* **Required task**
Return all lines that include the string "xlabel".

<<<<

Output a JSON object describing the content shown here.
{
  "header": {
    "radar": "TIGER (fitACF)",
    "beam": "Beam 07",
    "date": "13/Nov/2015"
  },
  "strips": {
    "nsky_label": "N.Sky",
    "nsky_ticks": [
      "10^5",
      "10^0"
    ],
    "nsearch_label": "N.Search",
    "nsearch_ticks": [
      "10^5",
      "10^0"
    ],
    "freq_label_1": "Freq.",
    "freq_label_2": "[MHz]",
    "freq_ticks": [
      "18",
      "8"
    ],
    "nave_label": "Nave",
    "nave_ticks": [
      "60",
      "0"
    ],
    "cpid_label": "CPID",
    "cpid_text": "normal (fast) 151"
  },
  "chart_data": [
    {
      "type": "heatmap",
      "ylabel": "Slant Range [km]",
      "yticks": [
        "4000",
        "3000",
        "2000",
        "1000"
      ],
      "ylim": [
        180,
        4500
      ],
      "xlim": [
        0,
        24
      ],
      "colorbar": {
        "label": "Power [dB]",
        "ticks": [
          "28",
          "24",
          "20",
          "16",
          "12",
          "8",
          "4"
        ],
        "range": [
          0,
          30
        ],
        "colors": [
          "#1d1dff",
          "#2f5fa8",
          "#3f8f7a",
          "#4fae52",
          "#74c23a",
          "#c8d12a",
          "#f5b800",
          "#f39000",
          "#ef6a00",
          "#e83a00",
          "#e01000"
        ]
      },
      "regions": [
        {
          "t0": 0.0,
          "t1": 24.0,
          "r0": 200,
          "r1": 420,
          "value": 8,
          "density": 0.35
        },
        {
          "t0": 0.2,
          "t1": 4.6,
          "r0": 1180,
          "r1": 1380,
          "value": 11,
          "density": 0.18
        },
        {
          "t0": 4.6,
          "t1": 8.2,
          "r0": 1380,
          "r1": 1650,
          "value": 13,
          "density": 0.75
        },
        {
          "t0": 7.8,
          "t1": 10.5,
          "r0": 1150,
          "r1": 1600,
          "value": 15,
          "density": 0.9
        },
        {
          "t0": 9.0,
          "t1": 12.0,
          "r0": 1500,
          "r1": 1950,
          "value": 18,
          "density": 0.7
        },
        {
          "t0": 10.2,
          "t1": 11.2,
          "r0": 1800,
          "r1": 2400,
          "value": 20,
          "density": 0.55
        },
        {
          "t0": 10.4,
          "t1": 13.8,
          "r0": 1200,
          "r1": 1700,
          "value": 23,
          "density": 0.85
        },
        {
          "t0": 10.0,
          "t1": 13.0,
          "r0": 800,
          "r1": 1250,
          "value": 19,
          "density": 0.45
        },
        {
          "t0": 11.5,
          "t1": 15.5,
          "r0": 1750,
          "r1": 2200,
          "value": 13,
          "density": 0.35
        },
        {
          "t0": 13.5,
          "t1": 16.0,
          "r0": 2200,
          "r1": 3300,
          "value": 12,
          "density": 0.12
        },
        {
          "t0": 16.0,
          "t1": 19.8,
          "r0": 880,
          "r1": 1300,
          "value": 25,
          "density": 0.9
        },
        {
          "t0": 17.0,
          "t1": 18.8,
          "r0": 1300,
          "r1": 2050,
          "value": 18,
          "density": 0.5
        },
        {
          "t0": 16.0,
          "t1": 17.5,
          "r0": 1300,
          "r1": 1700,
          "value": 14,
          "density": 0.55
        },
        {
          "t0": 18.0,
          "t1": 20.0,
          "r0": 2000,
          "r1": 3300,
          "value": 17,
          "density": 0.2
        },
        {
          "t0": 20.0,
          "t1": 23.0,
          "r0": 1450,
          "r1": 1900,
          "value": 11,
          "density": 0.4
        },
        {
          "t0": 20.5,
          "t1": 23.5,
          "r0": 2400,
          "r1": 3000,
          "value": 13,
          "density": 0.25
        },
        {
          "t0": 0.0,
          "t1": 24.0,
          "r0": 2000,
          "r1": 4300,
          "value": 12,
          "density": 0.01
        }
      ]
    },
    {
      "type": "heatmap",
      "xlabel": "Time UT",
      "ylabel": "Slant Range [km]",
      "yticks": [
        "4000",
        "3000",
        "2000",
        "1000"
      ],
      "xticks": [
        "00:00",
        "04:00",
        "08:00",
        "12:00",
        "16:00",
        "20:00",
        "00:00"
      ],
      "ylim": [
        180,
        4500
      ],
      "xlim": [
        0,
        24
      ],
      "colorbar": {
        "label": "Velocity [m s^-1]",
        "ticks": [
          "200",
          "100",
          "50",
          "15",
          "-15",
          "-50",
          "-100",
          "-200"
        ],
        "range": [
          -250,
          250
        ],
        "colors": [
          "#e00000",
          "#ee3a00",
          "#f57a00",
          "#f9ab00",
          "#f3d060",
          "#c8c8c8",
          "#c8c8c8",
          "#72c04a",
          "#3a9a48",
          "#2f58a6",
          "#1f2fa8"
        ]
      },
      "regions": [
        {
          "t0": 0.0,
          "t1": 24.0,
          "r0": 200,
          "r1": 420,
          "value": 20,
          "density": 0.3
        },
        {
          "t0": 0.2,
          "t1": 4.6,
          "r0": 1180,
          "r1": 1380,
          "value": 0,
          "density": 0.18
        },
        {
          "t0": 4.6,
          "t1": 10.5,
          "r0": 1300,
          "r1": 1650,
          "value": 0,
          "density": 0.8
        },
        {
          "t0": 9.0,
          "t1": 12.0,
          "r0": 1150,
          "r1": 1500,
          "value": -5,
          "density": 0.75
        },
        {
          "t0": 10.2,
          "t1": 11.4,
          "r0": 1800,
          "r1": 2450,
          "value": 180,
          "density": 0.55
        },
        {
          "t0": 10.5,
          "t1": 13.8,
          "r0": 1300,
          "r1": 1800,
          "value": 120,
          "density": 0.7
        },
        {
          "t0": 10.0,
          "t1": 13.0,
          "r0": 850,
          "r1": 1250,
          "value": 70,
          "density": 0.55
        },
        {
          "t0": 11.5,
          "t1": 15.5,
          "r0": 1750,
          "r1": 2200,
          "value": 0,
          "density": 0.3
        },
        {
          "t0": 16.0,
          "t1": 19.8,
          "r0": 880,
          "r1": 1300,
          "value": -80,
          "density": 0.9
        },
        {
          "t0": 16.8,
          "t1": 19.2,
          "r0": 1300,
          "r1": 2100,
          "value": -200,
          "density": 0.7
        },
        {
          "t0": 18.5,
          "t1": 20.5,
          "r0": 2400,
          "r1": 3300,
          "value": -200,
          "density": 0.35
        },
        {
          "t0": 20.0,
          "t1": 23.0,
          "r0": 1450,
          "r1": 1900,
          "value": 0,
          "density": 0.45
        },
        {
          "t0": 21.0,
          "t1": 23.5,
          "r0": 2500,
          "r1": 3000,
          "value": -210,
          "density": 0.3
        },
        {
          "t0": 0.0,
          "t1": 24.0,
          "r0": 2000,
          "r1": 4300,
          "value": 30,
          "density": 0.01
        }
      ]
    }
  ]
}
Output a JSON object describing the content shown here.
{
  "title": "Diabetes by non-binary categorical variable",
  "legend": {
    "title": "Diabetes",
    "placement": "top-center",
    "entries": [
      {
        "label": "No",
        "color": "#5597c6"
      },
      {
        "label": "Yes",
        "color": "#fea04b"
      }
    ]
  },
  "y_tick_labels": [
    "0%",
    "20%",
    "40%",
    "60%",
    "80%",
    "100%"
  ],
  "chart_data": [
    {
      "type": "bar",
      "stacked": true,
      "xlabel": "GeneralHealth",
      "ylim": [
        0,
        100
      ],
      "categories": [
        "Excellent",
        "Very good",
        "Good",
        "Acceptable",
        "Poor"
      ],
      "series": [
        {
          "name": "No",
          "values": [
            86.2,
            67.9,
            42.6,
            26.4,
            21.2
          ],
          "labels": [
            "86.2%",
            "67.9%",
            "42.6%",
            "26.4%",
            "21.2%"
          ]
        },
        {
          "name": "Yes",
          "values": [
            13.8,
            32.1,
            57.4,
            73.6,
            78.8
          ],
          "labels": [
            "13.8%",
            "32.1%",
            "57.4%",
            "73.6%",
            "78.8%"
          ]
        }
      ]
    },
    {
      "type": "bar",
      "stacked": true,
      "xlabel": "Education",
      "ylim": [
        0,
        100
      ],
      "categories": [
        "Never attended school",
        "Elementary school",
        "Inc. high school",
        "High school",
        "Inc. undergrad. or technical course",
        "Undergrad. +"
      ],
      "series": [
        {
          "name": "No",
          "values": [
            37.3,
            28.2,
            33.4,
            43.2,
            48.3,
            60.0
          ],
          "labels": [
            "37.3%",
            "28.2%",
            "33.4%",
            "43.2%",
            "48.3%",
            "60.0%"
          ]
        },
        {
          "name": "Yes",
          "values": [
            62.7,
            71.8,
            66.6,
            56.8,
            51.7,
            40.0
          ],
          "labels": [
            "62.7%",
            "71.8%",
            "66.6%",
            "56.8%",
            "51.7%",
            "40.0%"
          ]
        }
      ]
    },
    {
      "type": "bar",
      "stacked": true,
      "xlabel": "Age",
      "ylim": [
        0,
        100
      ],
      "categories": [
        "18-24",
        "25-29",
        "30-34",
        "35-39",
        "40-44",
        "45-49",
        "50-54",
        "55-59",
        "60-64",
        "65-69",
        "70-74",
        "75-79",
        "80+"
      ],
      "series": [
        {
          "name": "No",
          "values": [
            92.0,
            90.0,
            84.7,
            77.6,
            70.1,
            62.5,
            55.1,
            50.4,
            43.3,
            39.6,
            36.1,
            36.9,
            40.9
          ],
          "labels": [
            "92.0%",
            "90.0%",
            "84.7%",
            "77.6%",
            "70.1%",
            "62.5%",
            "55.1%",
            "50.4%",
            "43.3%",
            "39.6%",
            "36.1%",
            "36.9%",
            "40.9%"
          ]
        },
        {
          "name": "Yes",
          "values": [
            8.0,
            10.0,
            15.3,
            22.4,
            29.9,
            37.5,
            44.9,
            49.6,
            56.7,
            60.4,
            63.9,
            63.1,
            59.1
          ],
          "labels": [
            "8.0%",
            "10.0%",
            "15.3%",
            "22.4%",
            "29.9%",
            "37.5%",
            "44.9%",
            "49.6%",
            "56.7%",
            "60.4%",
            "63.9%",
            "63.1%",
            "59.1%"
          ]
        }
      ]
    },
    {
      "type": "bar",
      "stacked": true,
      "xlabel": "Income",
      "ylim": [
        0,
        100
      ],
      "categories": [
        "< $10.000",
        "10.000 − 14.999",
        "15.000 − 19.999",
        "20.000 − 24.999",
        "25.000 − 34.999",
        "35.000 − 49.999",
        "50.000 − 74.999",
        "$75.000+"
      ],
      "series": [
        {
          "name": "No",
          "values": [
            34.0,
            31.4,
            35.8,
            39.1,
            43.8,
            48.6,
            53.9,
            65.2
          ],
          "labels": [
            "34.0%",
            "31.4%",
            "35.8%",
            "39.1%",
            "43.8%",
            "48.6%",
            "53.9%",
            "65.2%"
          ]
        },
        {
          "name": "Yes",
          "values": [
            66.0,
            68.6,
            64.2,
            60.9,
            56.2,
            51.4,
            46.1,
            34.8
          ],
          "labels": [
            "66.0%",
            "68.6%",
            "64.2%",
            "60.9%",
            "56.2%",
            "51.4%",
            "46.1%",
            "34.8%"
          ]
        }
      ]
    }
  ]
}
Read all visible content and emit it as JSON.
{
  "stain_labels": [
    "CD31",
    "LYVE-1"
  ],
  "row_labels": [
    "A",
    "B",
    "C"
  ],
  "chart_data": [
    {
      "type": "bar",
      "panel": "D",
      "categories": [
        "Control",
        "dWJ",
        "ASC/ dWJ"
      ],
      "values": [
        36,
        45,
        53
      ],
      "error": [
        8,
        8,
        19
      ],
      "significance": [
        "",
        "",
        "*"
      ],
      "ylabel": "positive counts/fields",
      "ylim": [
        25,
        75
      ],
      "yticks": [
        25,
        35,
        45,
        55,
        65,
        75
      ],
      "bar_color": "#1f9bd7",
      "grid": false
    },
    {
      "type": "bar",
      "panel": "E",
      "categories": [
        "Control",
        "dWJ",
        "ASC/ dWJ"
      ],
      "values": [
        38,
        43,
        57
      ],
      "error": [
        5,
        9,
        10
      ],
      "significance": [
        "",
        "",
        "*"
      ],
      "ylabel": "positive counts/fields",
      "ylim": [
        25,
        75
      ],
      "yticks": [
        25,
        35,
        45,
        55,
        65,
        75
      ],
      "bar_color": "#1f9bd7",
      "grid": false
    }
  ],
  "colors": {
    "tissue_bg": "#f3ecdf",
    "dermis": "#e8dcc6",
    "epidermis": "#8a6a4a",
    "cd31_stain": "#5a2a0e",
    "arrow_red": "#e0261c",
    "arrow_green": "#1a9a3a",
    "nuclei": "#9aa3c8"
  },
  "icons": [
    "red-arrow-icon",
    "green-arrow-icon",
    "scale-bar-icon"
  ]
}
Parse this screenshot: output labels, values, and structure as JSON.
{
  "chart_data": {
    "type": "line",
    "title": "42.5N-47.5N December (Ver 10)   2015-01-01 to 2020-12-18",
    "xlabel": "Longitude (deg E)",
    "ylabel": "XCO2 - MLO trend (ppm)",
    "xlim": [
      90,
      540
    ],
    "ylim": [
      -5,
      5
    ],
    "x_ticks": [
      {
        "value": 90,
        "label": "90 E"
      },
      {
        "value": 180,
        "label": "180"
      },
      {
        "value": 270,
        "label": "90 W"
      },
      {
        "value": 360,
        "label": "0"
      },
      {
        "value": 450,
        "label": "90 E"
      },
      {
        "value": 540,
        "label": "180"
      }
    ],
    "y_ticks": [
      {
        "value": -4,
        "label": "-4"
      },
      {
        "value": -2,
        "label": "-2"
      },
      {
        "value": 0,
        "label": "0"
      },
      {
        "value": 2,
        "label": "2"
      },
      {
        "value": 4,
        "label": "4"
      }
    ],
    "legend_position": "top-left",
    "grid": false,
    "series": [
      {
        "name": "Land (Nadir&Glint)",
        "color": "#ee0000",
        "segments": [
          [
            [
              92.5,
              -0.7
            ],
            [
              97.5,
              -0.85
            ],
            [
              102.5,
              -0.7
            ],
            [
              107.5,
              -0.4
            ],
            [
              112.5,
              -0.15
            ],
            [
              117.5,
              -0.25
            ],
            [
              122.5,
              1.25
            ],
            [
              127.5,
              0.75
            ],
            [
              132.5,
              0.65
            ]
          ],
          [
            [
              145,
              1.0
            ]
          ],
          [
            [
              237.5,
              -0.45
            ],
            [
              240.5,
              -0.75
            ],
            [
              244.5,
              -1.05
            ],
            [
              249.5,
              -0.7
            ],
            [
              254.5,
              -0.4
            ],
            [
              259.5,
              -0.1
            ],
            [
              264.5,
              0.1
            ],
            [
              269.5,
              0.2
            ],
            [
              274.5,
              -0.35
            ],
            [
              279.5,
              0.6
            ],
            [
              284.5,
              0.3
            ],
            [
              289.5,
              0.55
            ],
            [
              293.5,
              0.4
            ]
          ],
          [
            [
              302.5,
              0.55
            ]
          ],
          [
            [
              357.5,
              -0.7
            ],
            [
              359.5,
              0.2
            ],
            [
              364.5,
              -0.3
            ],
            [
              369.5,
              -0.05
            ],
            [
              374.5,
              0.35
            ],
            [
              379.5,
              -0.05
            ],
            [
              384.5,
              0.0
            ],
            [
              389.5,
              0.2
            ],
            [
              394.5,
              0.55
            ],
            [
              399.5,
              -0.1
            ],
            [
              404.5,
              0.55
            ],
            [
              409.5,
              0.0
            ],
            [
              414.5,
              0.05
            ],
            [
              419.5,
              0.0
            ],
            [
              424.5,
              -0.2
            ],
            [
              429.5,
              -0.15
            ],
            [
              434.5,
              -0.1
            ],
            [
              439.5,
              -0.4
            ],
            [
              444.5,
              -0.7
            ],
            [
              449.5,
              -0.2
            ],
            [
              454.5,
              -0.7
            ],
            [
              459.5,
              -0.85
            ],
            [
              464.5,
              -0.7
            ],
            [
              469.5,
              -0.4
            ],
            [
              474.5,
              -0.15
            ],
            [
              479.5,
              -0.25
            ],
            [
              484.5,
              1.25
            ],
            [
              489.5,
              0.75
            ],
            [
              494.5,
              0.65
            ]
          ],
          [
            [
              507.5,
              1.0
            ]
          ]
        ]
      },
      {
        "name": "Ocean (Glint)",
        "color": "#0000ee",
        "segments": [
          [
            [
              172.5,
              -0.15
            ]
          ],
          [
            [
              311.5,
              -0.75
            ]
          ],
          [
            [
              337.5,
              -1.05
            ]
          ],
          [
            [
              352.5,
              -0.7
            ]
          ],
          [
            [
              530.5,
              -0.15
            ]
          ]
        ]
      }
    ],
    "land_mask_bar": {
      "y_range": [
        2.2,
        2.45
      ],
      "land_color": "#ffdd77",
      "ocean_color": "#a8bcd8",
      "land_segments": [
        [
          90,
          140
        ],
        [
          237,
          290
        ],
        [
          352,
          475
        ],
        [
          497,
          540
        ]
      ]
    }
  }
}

>>>>

* **Answer to the task**
      "xlabel": "Time UT",
      "xlabel": "GeneralHealth",
      "xlabel": "Education",
      "xlabel": "Age",
      "xlabel": "Income",
    "xlabel": "Longitude (deg E)",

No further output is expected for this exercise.